▶ [To-do list]:
a. In the forum excerpt on fund managers below, what is the float?
b. List every disadvantage that the forum excerpt on fund managers says a fund manager starts out with.

▶ [Text excerpt]:

Being a professional fund manager does not imply one is a skilled investor!  Assuming the funds constituents are known and publicly traded there is no reason that a knowledgeable person could not out perform a fund manager on a regular basis, but that does not mean that the individual is skilled investor either.  It just means the deck is stacked against the fund manager!

The fund manager starts out with several disadvantages:
- first there is the regulations which may prevent you from fully replicating the benchmark 
- next comes the float, this is the percentage of the fund that needs to be in cash to account for the exiting investors 
- then there is the need to attract and keep investors, so you better be holding what's trending or you'll be in trouble 
- retros can also become an issue with distributors as well
These are just some of the things the fund manager has to overcome to achieve the benchmark.


----------



## Brendan Burgess (22 Dec 2016)

Jim2007 said:


> - retros can also become an issue with distributors as well



Hi Jim

Very interesting analysis.

[Extracted records]
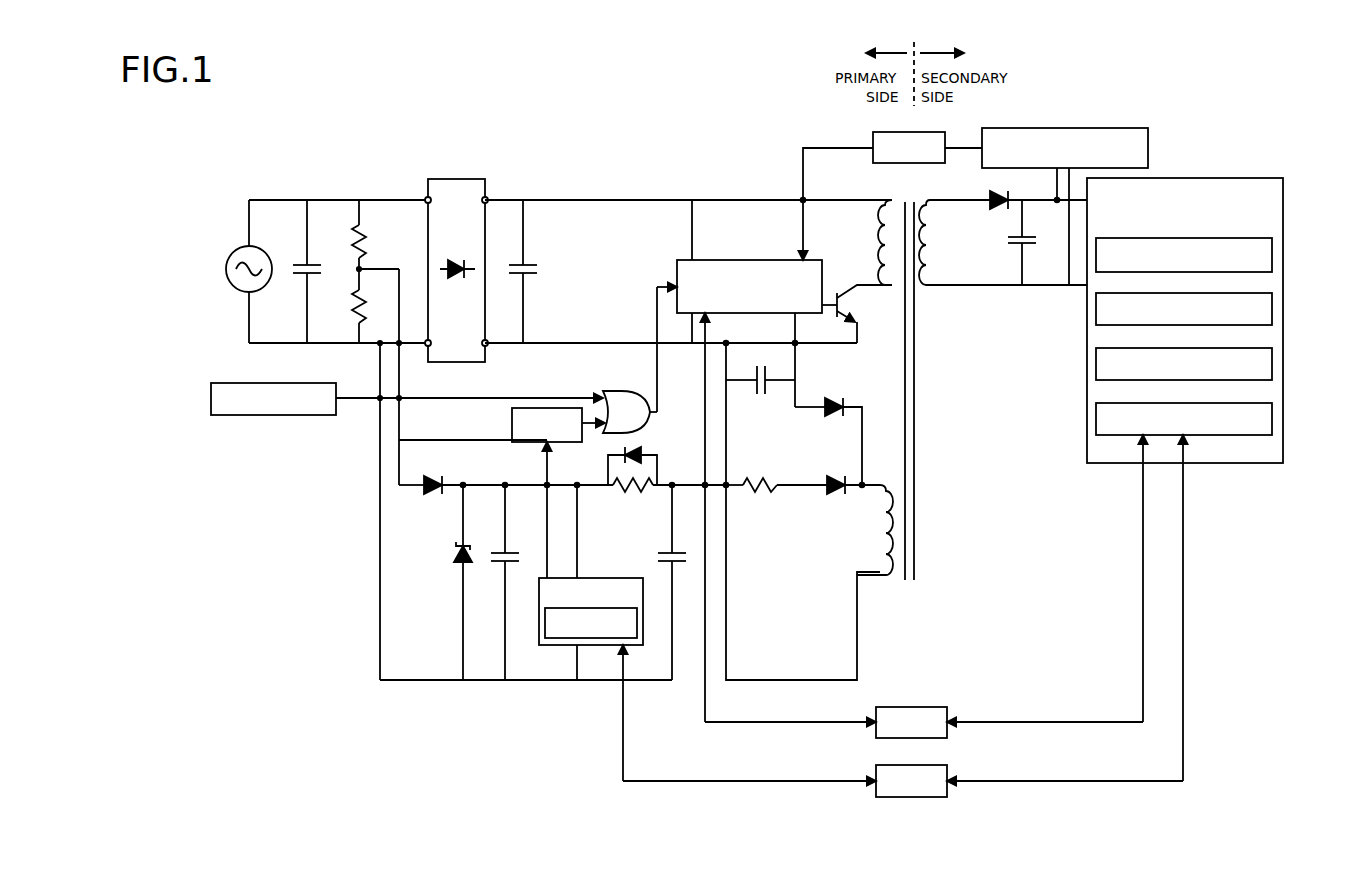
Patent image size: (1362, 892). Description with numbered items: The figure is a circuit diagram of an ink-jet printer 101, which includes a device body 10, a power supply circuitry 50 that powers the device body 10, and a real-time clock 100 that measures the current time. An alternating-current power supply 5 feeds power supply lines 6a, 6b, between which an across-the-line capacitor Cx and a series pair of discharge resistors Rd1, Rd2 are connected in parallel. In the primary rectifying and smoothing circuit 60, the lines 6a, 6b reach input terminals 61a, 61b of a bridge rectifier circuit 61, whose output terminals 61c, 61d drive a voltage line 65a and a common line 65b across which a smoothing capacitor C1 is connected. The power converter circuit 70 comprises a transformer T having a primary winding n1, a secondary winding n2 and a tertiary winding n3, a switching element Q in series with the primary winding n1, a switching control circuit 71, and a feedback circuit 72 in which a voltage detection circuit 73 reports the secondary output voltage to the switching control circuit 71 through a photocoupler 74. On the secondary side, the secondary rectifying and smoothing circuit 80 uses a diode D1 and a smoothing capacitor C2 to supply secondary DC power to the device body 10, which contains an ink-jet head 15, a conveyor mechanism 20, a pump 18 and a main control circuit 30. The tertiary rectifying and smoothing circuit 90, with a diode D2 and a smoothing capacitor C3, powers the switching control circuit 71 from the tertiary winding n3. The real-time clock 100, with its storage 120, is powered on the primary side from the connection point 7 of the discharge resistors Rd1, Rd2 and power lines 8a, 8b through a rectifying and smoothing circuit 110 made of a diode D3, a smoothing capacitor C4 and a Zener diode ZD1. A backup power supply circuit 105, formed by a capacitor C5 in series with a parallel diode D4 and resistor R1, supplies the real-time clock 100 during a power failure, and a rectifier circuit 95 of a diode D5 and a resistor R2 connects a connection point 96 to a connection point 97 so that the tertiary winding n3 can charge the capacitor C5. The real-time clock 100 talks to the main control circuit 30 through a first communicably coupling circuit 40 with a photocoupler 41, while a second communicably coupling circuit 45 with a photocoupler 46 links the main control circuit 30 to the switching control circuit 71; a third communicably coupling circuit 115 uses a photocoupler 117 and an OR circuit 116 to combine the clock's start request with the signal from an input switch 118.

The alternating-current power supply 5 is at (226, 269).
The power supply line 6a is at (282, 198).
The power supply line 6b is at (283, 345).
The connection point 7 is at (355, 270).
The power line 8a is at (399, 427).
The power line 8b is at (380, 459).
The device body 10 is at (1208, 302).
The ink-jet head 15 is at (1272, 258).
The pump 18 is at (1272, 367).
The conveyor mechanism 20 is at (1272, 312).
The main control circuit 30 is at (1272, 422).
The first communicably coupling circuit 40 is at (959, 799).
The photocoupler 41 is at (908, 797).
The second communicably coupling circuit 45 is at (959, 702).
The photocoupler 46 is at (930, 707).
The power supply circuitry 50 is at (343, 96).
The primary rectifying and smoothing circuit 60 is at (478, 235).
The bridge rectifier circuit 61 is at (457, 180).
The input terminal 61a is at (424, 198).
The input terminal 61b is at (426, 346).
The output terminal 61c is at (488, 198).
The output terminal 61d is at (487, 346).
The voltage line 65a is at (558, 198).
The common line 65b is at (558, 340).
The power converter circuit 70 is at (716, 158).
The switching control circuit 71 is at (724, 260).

▶ [Answers to the exercise]:
a. The float is the percentage of the fund that needs to be in cash to account for exiting investors.

b.
- Regulations that may prevent fully replicating the benchmark
- The float, the percentage of the fund that must be held in cash for exiting investors
- The need to attract and keep investors by holding what's trending
- Retros becoming an issue with distributors